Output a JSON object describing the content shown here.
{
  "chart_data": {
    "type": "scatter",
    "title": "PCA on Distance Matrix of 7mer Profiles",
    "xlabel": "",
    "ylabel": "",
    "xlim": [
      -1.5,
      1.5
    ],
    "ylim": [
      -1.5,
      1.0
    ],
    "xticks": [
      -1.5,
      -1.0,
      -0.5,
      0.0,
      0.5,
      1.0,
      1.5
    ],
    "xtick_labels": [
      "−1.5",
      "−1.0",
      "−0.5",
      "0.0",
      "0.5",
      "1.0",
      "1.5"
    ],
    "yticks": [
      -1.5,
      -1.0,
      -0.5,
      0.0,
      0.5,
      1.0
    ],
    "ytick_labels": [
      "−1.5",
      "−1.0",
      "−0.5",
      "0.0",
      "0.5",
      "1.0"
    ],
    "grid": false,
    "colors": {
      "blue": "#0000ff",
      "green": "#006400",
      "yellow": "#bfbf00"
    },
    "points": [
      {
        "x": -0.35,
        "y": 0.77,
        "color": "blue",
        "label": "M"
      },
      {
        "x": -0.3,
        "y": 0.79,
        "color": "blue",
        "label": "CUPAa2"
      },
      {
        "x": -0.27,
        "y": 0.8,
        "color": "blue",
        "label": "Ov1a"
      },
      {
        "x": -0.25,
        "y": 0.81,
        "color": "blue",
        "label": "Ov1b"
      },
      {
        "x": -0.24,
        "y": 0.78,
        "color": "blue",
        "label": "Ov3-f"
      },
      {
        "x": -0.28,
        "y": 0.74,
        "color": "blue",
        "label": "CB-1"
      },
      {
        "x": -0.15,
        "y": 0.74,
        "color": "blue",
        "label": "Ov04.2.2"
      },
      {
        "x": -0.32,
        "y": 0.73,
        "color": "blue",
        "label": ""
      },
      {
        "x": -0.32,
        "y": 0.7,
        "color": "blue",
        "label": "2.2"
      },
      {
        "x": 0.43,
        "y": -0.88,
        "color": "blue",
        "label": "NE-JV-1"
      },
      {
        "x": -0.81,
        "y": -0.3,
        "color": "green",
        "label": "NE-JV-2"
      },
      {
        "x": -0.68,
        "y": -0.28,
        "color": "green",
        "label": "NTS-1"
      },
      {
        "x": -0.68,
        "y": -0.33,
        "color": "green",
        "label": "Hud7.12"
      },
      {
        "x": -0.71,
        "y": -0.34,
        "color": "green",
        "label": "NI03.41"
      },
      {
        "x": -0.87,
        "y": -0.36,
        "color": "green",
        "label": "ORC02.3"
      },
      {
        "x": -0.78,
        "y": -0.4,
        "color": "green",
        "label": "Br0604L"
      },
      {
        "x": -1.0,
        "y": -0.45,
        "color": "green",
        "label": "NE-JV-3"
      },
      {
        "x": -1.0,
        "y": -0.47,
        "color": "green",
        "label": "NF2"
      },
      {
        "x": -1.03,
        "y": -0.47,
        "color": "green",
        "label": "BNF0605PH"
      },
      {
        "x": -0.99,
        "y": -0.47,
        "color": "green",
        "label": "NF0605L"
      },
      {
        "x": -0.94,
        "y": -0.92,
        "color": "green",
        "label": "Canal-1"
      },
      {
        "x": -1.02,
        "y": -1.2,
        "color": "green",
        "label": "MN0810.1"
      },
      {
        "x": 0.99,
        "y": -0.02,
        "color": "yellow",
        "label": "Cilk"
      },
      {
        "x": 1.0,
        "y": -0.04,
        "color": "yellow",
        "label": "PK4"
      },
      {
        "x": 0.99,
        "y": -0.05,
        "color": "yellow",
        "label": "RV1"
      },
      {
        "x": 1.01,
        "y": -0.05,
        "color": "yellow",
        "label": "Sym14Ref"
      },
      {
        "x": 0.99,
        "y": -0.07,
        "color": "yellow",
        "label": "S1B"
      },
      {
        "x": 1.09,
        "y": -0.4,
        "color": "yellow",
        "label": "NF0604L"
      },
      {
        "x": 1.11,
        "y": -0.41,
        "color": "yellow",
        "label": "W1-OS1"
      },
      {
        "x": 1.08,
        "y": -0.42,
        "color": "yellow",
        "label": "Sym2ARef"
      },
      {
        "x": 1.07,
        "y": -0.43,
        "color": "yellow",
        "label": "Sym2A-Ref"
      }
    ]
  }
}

> TASK TO COMPLETE
Using the listing above, reproduce each line without omission.

> EXERCISE RESULT
Output a JSON object describing the content shown here.
{
  "chart_data": {
    "type": "scatter",
    "title": "PCA on Distance Matrix of 7mer Profiles",
    "xlabel": "",
    "ylabel": "",
    "xlim": [
      -1.5,
      1.5
    ],
    "ylim": [
      -1.5,
      1.0
    ],
    "xticks": [
      -1.5,
      -1.0,
      -0.5,
      0.0,
      0.5,
      1.0,
      1.5
    ],
    "xtick_labels": [
      "−1.5",
      "−1.0",
      "−0.5",
      "0.0",
      "0.5",
      "1.0",
      "1.5"
    ],
    "yticks": [
      -1.5,
      -1.0,
      -0.5,
      0.0,
      0.5,
      1.0
    ],
    "ytick_labels": [
      "−1.5",
      "−1.0",
      "−0.5",
      "0.0",
      "0.5",
      "1.0"
    ],
    "grid": false,
    "colors": {
      "blue": "#0000ff",
      "green": "#006400",
      "yellow": "#bfbf00"
    },
    "points": [
      {
        "x": -0.35,
        "y": 0.77,
        "color": "blue",
        "label": "M"
      },
      {
        "x": -0.3,
        "y": 0.79,
        "color": "blue",
        "label": "CUPAa2"
      },
      {
        "x": -0.27,
        "y": 0.8,
        "color": "blue",
        "label": "Ov1a"
      },
      {
        "x": -0.25,
        "y": 0.81,
        "color": "blue",
        "label": "Ov1b"
      },
      {
        "x": -0.24,
        "y": 0.78,
        "color": "blue",
        "label": "Ov3-f"
      },
      {
        "x": -0.28,
        "y": 0.74,
        "color": "blue",
        "label": "CB-1"
      },
      {
        "x": -0.15,
        "y": 0.74,
        "color": "blue",
        "label": "Ov04.2.2"
      },
      {
        "x": -0.32,
        "y": 0.73,
        "color": "blue",
        "label": ""
      },
      {
        "x": -0.32,
        "y": 0.7,
        "color": "blue",
        "label": "2.2"
      },
      {
        "x": 0.43,
        "y": -0.88,
        "color": "blue",
        "label": "NE-JV-1"
      },
      {
        "x": -0.81,
        "y": -0.3,
        "color": "green",
        "label": "NE-JV-2"
      },
      {
        "x": -0.68,
        "y": -0.28,
        "color": "green",
        "label": "NTS-1"
      },
      {
        "x": -0.68,
        "y": -0.33,
        "color": "green",
        "label": "Hud7.12"
      },
      {
        "x": -0.71,
        "y": -0.34,
        "color": "green",
        "label": "NI03.41"
      },
      {
        "x": -0.87,
        "y": -0.36,
        "color": "green",
        "label": "ORC02.3"
      },
      {
        "x": -0.78,
        "y": -0.4,
        "color": "green",
        "label": "Br0604L"
      },
      {
        "x": -1.0,
        "y": -0.45,
        "color": "green",
        "label": "NE-JV-3"
      },
      {
        "x": -1.0,
        "y": -0.47,
        "color": "green",
        "label": "NF2"
      },
      {
        "x": -1.03,
        "y": -0.47,
        "color": "green",
        "label": "BNF0605PH"
      },
      {
        "x": -0.99,
        "y": -0.47,
        "color": "green",
        "label": "NF0605L"
      },
      {
        "x": -0.94,
        "y": -0.92,
        "color": "green",
        "label": "Canal-1"
      },
      {
        "x": -1.02,
        "y": -1.2,
        "color": "green",
        "label": "MN0810.1"
      },
      {
        "x": 0.99,
        "y": -0.02,
        "color": "yellow",
        "label": "Cilk"
      },
      {
        "x": 1.0,
        "y": -0.04,
        "color": "yellow",
        "label": "PK4"
      },
      {
        "x": 0.99,
        "y": -0.05,
        "color": "yellow",
        "label": "RV1"
      },
      {
        "x": 1.01,
        "y": -0.05,
        "color": "yellow",
        "label": "Sym14Ref"
      },
      {
        "x": 0.99,
        "y": -0.07,
        "color": "yellow",
        "label": "S1B"
      },
      {
        "x": 1.09,
        "y": -0.4,
        "color": "yellow",
        "label": "NF0604L"
      },
      {
        "x": 1.11,
        "y": -0.41,
        "color": "yellow",
        "label": "W1-OS1"
      },
      {
        "x": 1.08,
        "y": -0.42,
        "color": "yellow",
        "label": "Sym2ARef"
      },
      {
        "x": 1.07,
        "y": -0.43,
        "color": "yellow",
        "label": "Sym2A-Ref"
      }
    ]
  }
}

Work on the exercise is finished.